▶ _Dataset records_:
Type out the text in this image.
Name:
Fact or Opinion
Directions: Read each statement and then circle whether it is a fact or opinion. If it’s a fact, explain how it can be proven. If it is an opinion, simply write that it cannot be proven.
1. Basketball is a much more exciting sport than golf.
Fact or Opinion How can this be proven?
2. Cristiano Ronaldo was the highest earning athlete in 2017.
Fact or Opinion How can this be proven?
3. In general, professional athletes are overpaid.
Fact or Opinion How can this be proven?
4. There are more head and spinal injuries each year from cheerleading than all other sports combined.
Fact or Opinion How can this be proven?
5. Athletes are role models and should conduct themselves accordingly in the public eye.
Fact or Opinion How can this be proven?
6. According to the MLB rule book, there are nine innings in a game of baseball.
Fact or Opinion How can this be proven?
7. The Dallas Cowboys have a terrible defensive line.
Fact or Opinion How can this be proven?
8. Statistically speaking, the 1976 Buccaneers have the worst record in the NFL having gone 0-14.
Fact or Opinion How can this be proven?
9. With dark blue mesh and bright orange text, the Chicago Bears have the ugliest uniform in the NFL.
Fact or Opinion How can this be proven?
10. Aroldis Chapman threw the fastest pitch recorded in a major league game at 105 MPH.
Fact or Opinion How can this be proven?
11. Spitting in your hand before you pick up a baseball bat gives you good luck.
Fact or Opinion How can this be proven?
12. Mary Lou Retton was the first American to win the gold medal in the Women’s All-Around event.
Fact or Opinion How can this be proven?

▶ _Given request_: Set down all of the data above, word for word.

▶ _Answer in full_:
Type out the text in this image.
Name:
Fact or Opinion
Directions: Read each statement and then circle whether it is a fact or opinion. If it’s a fact, explain how it can be proven. If it is an opinion, simply write that it cannot be proven.
1. Basketball is a much more exciting sport than golf.
Fact or Opinion How can this be proven?
2. Cristiano Ronaldo was the highest earning athlete in 2017.
Fact or Opinion How can this be proven?
3. In general, professional athletes are overpaid.
Fact or Opinion How can this be proven?
4. There are more head and spinal injuries each year from cheerleading than all other sports combined.
Fact or Opinion How can this be proven?
5. Athletes are role models and should conduct themselves accordingly in the public eye.
Fact or Opinion How can this be proven?
6. According to the MLB rule book, there are nine innings in a game of baseball.
Fact or Opinion How can this be proven?
7. The Dallas Cowboys have a terrible defensive line.
Fact or Opinion How can this be proven?
8. Statistically speaking, the 1976 Buccaneers have the worst record in the NFL having gone 0-14.
Fact or Opinion How can this be proven?
9. With dark blue mesh and bright orange text, the Chicago Bears have the ugliest uniform in the NFL.
Fact or Opinion How can this be proven?
10. Aroldis Chapman threw the fastest pitch recorded in a major league game at 105 MPH.
Fact or Opinion How can this be proven?
11. Spitting in your hand before you pick up a baseball bat gives you good luck.
Fact or Opinion How can this be proven?
12. Mary Lou Retton was the first American to win the gold medal in the Women’s All-Around event.
Fact or Opinion How can this be proven?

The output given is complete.